[Selected extract]
____

Currently the runtime.scase structure is 5 words (6 words on 32-bit machines):

type scase struct {
	c           *hchan         // chan
	elem        unsafe.Pointer // data element
	kind        uint16
	pc          uintptr // race pc (for race detector / msan)
	releasetime int64
}

I think this can be trimmed down to just 2: c and elem. Here's how:

  1. The pc field is only needed for race-instrumented builds. Instead of embedding it directly into the scase array (and using stack space even for non-instrumented builds), we can split it out into a separate array that's prepended to the pollorder/lockorder arrays for race-instrumented builds, and omitted entirely for race-instrumented builds. (We'd prepend it because uintptr has stricter alignment than uint16.)

  2. The releasetime field is only needed for the case that actually succeeds. Rather than adding it to each scase, we can just have an extra casreleasetime local variable that parallels cas and casi. (I think: I'm least confident about this as I'm not familiar with the runtime's blocking profiling.)

  3. The kind field currently disambiguates four cases: send, recv, default, and nil. We can eliminate this field with a sequence of three optimizations:

    1. There can be only one default case. So instead of emitting a dummy scase to represent the default case, selectgo can just take an extra boolean parameter indicating whether the call should block or not. When in non-blocking mode, selectgo should just return -1 as the case index, and callers can handle this accordingly. This would simplify selectgo, because it wouldn't need to search for and remember where the caseDefault case is.

    2. caseNil is used internally within selectgo to simplify skipping over send/recv cases with c is nil. But instead of doing it this way, selectgo could simply omit nil-c cases from the pollorder and lockorder arrays when they're constructed. Then the rest of code will naturally skip over them.

    3. That leaves just send and recv cases. Because the runtime is going to randomize the order that cases will be processed anyway, the compiler can simply arrange that send cases always precede receive cases (or vice versa), and split ncases into nsends and nrecvs. Then selectgo can discern send and recv cases by just comparing the case index (e.g., if sends are ordered before receives, then casi < nsends would indicate cas is a send operation).

      Requiring sends before recvs will be slightly more work for reflect.Select, but it shouldn't be too bad. It already has to translate from []reflect.SelectCase to []runtime.scase (and currently it goes through an extra step and extra heap allocations with runtime.runtimeSelect). It should be easy to construct the latter by placing sends at the front of the slice and receives at the rear (remember: order in []runtime.scase doesn't matter), and just tracking a correspondence of array indices to translate selectgo's return value back.

____

[Dataset excerpts]
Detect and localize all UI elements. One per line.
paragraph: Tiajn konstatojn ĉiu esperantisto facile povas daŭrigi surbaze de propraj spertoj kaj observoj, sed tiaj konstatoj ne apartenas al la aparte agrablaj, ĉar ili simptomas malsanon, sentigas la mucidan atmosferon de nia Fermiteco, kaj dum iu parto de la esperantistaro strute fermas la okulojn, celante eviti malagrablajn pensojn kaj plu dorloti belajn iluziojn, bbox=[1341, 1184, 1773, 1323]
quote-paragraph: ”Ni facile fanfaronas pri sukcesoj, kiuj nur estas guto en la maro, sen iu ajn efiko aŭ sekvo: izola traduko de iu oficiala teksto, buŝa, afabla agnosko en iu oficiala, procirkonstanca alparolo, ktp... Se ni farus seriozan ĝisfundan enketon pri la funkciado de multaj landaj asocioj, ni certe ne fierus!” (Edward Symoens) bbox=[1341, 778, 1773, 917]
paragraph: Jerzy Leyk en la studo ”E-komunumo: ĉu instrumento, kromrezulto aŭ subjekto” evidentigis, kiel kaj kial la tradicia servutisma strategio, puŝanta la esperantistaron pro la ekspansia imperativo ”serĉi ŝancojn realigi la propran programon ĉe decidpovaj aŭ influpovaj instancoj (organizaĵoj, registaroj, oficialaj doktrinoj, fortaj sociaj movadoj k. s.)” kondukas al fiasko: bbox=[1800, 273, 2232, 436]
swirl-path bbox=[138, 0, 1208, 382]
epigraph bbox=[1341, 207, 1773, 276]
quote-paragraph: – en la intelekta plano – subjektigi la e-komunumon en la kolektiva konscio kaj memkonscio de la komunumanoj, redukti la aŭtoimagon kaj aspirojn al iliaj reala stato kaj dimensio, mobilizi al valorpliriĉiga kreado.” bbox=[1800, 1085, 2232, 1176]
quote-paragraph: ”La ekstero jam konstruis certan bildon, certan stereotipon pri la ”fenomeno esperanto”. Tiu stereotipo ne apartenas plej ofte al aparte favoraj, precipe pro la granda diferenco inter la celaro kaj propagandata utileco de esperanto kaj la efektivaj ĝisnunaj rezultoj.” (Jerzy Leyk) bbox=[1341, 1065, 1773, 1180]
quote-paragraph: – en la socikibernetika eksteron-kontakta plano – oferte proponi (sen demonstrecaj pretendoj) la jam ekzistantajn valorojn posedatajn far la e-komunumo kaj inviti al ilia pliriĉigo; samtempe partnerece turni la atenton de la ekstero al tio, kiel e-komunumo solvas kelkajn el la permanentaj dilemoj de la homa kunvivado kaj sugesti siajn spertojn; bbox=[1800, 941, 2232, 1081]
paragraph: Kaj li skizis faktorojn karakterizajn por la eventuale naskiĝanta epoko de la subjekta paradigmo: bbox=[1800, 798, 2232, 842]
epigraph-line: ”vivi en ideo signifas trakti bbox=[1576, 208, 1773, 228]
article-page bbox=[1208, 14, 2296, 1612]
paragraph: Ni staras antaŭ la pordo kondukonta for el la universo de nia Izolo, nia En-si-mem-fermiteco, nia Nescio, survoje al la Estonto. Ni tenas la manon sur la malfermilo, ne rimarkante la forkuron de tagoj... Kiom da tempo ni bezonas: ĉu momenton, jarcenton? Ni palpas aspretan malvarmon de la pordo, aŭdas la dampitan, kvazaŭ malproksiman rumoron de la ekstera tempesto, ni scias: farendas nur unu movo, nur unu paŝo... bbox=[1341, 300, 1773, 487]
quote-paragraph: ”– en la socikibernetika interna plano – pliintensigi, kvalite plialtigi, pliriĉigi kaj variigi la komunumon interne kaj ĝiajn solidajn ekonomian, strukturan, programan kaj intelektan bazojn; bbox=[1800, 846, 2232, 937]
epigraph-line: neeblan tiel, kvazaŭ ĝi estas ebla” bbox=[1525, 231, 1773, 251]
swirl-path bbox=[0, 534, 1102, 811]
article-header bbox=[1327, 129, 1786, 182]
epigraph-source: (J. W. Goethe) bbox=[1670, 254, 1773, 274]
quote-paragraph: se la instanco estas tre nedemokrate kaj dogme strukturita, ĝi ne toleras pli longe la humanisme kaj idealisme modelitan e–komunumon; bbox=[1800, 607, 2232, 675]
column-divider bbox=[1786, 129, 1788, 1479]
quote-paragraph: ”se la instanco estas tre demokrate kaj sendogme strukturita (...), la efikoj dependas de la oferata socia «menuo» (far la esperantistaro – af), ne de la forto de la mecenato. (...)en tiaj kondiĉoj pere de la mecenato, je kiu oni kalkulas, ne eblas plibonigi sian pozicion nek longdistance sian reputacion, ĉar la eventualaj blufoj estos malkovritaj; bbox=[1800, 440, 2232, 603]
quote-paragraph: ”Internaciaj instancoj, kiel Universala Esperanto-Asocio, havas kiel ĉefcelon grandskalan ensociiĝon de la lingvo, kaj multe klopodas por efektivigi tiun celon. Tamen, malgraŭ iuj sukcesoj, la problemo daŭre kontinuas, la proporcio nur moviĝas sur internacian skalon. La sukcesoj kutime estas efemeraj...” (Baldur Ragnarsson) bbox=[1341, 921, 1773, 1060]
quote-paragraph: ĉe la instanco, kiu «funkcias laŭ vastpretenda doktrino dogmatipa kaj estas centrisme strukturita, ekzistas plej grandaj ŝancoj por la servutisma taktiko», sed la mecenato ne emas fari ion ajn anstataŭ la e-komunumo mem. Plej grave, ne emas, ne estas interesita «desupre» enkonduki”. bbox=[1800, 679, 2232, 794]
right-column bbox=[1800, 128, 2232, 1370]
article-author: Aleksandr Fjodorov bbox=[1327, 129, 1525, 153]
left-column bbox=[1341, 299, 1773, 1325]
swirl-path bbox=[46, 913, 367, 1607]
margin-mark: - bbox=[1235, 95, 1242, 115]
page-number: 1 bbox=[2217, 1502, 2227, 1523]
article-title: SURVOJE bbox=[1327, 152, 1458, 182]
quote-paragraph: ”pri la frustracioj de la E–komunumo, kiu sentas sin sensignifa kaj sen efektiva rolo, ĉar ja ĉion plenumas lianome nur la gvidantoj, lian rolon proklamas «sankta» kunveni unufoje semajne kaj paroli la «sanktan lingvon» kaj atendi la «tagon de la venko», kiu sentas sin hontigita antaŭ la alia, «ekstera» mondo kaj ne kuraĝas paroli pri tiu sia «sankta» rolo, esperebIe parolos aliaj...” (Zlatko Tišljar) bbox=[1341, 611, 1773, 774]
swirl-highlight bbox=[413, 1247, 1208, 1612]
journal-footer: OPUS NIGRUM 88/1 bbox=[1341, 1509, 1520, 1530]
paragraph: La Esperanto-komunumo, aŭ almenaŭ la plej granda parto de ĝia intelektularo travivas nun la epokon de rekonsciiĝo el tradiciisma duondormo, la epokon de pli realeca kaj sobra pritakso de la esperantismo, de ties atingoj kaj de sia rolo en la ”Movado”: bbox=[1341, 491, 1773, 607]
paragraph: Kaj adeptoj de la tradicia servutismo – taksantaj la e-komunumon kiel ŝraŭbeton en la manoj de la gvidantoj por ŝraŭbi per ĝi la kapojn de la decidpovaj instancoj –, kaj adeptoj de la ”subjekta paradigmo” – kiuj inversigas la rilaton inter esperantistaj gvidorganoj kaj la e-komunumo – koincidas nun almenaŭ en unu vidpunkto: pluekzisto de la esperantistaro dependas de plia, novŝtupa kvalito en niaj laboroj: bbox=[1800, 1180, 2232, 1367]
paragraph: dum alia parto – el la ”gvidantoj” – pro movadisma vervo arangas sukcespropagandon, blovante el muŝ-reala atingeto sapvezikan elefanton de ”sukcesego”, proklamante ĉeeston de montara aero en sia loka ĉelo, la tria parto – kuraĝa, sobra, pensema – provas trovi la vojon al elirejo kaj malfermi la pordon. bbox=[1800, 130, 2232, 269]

____

[What you need to do]
(A) List every field declared in the scase struct shown in the scase proposal.
(B) According to the scase proposal, what should selectgo return as the case index when in non-blocking mode?
(C) Transcribe the stretch of the scase proposal from "I think this" through "alignment than uint16.)".

[Answers by item number]
(A) c, elem, kind, pc, releasetime

(B) -1

(C)
I think this can be trimmed down to just 2: c and elem. Here's how:

  1. The pc field is only needed for race-instrumented builds. Instead of embedding it directly into the scase array (and using stack space even for non-instrumented builds), we can split it out into a separate array that's prepended to the pollorder/lockorder arrays for race-instrumented builds, and omitted entirely for race-instrumented builds. (We'd prepend it because uintptr has stricter alignment than uint16.)